**YOUR OBJECTIVE**. Give only the number of lines in these records that contain the word "ayudas".

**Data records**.
○ ○ ○ ○ ○ ○ ○

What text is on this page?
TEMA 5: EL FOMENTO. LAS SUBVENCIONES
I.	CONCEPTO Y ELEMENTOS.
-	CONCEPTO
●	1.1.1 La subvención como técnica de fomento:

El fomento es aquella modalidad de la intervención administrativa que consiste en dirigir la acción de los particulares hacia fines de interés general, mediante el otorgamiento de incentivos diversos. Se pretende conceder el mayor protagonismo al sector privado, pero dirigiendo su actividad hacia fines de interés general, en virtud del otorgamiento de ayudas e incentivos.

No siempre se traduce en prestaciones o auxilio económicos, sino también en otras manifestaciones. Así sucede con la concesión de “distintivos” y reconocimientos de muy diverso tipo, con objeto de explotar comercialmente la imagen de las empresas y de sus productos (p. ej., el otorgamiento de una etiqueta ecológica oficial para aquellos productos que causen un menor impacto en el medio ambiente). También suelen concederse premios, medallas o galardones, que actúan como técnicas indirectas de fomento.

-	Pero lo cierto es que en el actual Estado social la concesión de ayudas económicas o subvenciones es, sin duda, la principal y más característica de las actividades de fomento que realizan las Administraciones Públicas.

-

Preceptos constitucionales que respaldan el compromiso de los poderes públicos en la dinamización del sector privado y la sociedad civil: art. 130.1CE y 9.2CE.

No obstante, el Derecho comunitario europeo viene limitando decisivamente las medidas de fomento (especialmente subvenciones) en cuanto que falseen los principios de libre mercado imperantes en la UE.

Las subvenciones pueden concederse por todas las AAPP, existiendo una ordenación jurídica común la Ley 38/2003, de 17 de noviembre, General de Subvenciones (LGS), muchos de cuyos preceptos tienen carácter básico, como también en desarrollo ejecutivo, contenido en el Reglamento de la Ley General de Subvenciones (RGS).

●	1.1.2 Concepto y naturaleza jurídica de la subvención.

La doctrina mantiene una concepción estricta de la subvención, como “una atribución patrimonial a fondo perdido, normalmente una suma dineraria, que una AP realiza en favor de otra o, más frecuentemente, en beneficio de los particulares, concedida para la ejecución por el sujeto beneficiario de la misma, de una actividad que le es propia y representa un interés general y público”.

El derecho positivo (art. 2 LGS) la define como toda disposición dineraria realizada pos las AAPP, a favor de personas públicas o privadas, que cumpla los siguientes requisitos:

○ ○ ○ ○ ○ ○ ○

**ANSWER FOR THE TASK**. 2